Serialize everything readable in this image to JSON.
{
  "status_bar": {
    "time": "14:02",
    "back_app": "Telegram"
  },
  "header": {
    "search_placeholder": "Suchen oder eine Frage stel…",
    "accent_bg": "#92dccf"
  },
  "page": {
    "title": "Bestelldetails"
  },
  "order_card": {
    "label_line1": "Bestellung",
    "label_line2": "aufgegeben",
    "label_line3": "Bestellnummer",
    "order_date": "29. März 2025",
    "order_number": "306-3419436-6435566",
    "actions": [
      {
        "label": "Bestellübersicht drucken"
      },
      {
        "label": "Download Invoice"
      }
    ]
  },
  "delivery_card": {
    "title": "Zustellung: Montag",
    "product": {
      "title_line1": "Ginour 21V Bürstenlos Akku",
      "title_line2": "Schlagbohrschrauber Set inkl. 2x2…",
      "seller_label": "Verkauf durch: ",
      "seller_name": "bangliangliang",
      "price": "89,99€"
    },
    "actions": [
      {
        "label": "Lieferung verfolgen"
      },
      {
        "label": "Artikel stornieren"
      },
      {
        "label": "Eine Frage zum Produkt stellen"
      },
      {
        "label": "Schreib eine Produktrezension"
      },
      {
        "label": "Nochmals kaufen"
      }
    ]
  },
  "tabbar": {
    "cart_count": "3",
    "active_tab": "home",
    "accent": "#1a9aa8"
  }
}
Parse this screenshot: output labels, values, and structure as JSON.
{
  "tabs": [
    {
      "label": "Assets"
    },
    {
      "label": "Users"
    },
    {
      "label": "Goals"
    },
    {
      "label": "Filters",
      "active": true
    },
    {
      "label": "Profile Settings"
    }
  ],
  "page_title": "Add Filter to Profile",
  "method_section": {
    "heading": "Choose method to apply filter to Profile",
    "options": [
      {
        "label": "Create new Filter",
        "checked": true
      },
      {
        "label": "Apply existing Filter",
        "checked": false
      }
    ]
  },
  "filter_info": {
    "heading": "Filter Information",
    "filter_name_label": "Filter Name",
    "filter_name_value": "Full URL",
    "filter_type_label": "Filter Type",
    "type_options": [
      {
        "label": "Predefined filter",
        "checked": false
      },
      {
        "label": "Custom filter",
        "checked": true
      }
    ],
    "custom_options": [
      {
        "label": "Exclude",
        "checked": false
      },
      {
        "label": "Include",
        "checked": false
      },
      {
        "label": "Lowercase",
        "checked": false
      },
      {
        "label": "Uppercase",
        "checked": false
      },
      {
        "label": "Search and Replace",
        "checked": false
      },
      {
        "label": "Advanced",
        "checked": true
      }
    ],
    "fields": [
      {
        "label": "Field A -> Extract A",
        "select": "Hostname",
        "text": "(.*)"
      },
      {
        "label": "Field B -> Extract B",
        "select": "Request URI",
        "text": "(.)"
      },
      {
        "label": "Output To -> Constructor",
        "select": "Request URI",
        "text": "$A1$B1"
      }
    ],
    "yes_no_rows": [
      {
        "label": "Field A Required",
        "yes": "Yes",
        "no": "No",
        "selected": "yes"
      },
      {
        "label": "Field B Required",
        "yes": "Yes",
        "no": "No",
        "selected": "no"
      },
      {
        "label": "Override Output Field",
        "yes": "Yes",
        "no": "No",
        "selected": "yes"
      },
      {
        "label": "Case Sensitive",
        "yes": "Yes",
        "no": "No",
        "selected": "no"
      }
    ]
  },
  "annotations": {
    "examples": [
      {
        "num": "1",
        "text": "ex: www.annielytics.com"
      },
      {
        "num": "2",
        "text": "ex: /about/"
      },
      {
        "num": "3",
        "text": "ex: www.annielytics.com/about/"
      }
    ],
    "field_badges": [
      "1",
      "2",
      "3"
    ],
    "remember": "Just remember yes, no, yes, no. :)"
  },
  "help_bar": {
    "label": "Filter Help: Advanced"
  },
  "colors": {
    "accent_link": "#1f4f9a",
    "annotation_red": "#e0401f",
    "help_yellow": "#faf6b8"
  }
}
--------
GIVEN TASK:
Give the data again, exactly as it stands.

FINAL RESULT:
Serialize everything readable in this image to JSON.
{
  "status_bar": {
    "time": "14:02",
    "back_app": "Telegram"
  },
  "header": {
    "search_placeholder": "Suchen oder eine Frage stel…",
    "accent_bg": "#92dccf"
  },
  "page": {
    "title": "Bestelldetails"
  },
  "order_card": {
    "label_line1": "Bestellung",
    "label_line2": "aufgegeben",
    "label_line3": "Bestellnummer",
    "order_date": "29. März 2025",
    "order_number": "306-3419436-6435566",
    "actions": [
      {
        "label": "Bestellübersicht drucken"
      },
      {
        "label": "Download Invoice"
      }
    ]
  },
  "delivery_card": {
    "title": "Zustellung: Montag",
    "product": {
      "title_line1": "Ginour 21V Bürstenlos Akku",
      "title_line2": "Schlagbohrschrauber Set inkl. 2x2…",
      "seller_label": "Verkauf durch: ",
      "seller_name": "bangliangliang",
      "price": "89,99€"
    },
    "actions": [
      {
        "label": "Lieferung verfolgen"
      },
      {
        "label": "Artikel stornieren"
      },
      {
        "label": "Eine Frage zum Produkt stellen"
      },
      {
        "label": "Schreib eine Produktrezension"
      },
      {
        "label": "Nochmals kaufen"
      }
    ]
  },
  "tabbar": {
    "cart_count": "3",
    "active_tab": "home",
    "accent": "#1a9aa8"
  }
}
Parse this screenshot: output labels, values, and structure as JSON.
{
  "tabs": [
    {
      "label": "Assets"
    },
    {
      "label": "Users"
    },
    {
      "label": "Goals"
    },
    {
      "label": "Filters",
      "active": true
    },
    {
      "label": "Profile Settings"
    }
  ],
  "page_title": "Add Filter to Profile",
  "method_section": {
    "heading": "Choose method to apply filter to Profile",
    "options": [
      {
        "label": "Create new Filter",
        "checked": true
      },
      {
        "label": "Apply existing Filter",
        "checked": false
      }
    ]
  },
  "filter_info": {
    "heading": "Filter Information",
    "filter_name_label": "Filter Name",
    "filter_name_value": "Full URL",
    "filter_type_label": "Filter Type",
    "type_options": [
      {
        "label": "Predefined filter",
        "checked": false
      },
      {
        "label": "Custom filter",
        "checked": true
      }
    ],
    "custom_options": [
      {
        "label": "Exclude",
        "checked": false
      },
      {
        "label": "Include",
        "checked": false
      },
      {
        "label": "Lowercase",
        "checked": false
      },
      {
        "label": "Uppercase",
        "checked": false
      },
      {
        "label": "Search and Replace",
        "checked": false
      },
      {
        "label": "Advanced",
        "checked": true
      }
    ],
    "fields": [
      {
        "label": "Field A -> Extract A",
        "select": "Hostname",
        "text": "(.*)"
      },
      {
        "label": "Field B -> Extract B",
        "select": "Request URI",
        "text": "(.)"
      },
      {
        "label": "Output To -> Constructor",
        "select": "Request URI",
        "text": "$A1$B1"
      }
    ],
    "yes_no_rows": [
      {
        "label": "Field A Required",
        "yes": "Yes",
        "no": "No",
        "selected": "yes"
      },
      {
        "label": "Field B Required",
        "yes": "Yes",
        "no": "No",
        "selected": "no"
      },
      {
        "label": "Override Output Field",
        "yes": "Yes",
        "no": "No",
        "selected": "yes"
      },
      {
        "label": "Case Sensitive",
        "yes": "Yes",
        "no": "No",
        "selected": "no"
      }
    ]
  },
  "annotations": {
    "examples": [
      {
        "num": "1",
        "text": "ex: www.annielytics.com"
      },
      {
        "num": "2",
        "text": "ex: /about/"
      },
      {
        "num": "3",
        "text": "ex: www.annielytics.com/about/"
      }
    ],
    "field_badges": [
      "1",
      "2",
      "3"
    ],
    "remember": "Just remember yes, no, yes, no. :)"
  },
  "help_bar": {
    "label": "Filter Help: Advanced"
  },
  "colors": {
    "accent_link": "#1f4f9a",
    "annotation_red": "#e0401f",
    "help_yellow": "#faf6b8"
  }
}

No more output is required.